TASK TO COMPLETE
Below are records to transcribe exactly, without their pictures.

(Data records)
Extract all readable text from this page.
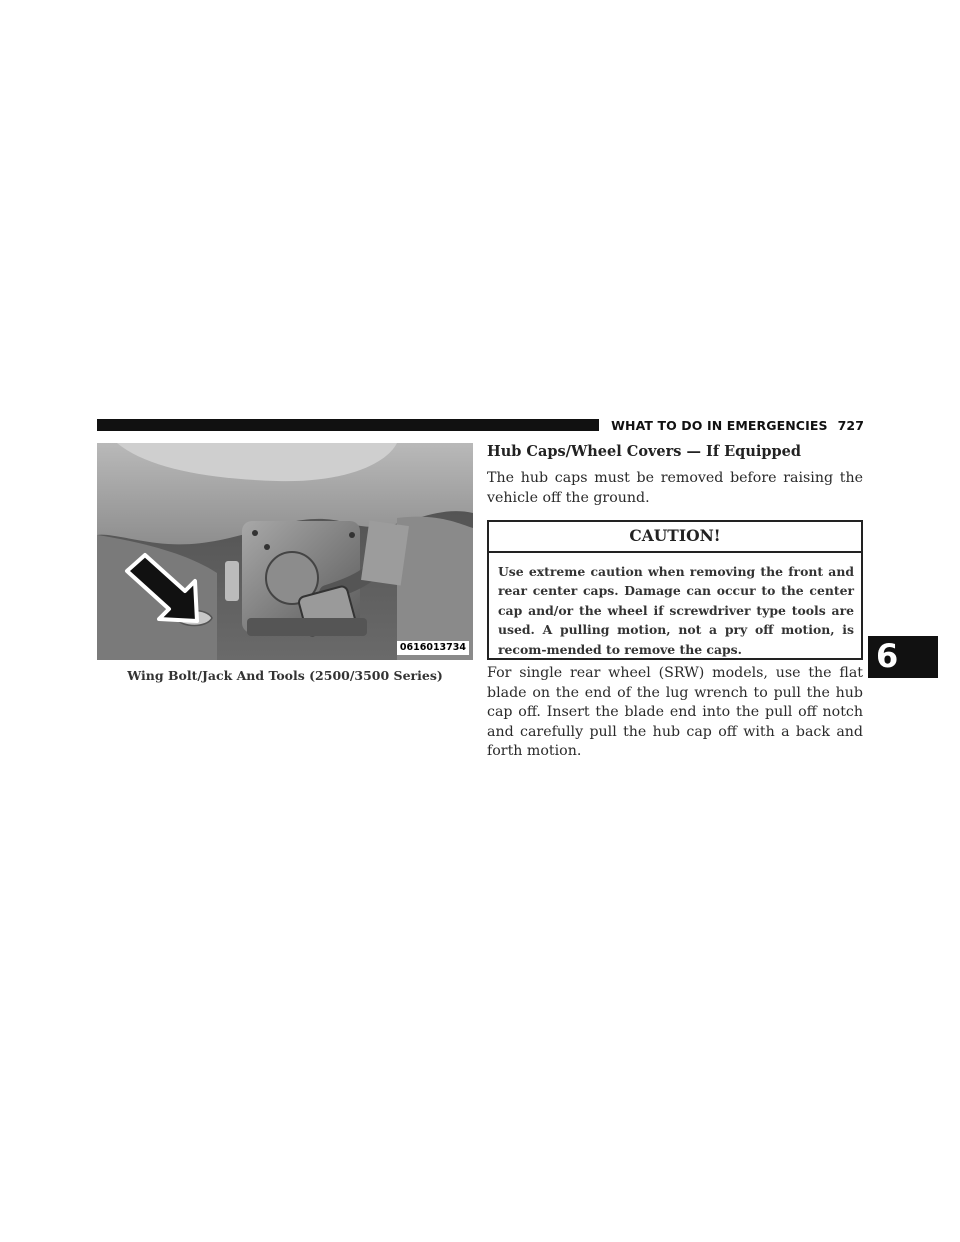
WHAT TO DO IN EMERGENCIES 727
0616013734
Wing Bolt/Jack And Tools (2500/3500 Series)
Hub Caps/Wheel Covers — If Equipped
The hub caps must be removed before raising the vehicle off the ground.
CAUTION!
Use extreme caution when removing the front and rear center caps. Damage can occur to the center cap and/or the wheel if screwdriver type tools are used. A pulling motion, not a pry off motion, is recom-mended to remove the caps.
For single rear wheel (SRW) models, use the flat blade on the end of the lug wrench to pull the hub cap off. Insert the blade end into the pull off notch and carefully pull the hub cap off with a back and forth motion.
6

EXERCISE OUTPUT
Extract all readable text from this page.
WHAT TO DO IN EMERGENCIES 727
0616013734
Wing Bolt/Jack And Tools (2500/3500 Series)
Hub Caps/Wheel Covers — If Equipped
The hub caps must be removed before raising the vehicle off the ground.
CAUTION!
Use extreme caution when removing the front and rear center caps. Damage can occur to the center cap and/or the wheel if screwdriver type tools are used. A pulling motion, not a pry off motion, is recom-mended to remove the caps.
For single rear wheel (SRW) models, use the flat blade on the end of the lug wrench to pull the hub cap off. Insert the blade end into the pull off notch and carefully pull the hub cap off with a back and forth motion.
6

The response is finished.